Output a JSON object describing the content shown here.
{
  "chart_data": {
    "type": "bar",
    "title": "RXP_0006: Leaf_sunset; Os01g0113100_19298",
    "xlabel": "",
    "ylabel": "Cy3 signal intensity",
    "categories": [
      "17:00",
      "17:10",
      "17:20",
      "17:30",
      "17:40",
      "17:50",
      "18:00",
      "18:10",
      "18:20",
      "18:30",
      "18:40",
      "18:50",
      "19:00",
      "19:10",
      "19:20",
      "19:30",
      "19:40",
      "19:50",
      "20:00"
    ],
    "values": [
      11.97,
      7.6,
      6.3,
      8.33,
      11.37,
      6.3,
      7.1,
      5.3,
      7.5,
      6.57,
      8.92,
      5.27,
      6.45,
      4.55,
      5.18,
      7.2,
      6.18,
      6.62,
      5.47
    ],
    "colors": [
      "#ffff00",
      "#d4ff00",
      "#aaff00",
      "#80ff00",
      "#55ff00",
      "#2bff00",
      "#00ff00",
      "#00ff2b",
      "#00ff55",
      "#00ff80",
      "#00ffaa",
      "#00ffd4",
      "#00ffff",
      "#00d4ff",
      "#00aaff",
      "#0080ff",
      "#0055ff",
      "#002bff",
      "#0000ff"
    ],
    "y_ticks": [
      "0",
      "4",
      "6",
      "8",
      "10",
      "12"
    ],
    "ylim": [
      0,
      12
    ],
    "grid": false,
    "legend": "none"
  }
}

→ **Goal of the exercise**: Retype the whole listing, matching it exactly.

→ **Reply to the exercise**:
Output a JSON object describing the content shown here.
{
  "chart_data": {
    "type": "bar",
    "title": "RXP_0006: Leaf_sunset; Os01g0113100_19298",
    "xlabel": "",
    "ylabel": "Cy3 signal intensity",
    "categories": [
      "17:00",
      "17:10",
      "17:20",
      "17:30",
      "17:40",
      "17:50",
      "18:00",
      "18:10",
      "18:20",
      "18:30",
      "18:40",
      "18:50",
      "19:00",
      "19:10",
      "19:20",
      "19:30",
      "19:40",
      "19:50",
      "20:00"
    ],
    "values": [
      11.97,
      7.6,
      6.3,
      8.33,
      11.37,
      6.3,
      7.1,
      5.3,
      7.5,
      6.57,
      8.92,
      5.27,
      6.45,
      4.55,
      5.18,
      7.2,
      6.18,
      6.62,
      5.47
    ],
    "colors": [
      "#ffff00",
      "#d4ff00",
      "#aaff00",
      "#80ff00",
      "#55ff00",
      "#2bff00",
      "#00ff00",
      "#00ff2b",
      "#00ff55",
      "#00ff80",
      "#00ffaa",
      "#00ffd4",
      "#00ffff",
      "#00d4ff",
      "#00aaff",
      "#0080ff",
      "#0055ff",
      "#002bff",
      "#0000ff"
    ],
    "y_ticks": [
      "0",
      "4",
      "6",
      "8",
      "10",
      "12"
    ],
    "ylim": [
      0,
      12
    ],
    "grid": false,
    "legend": "none"
  }
}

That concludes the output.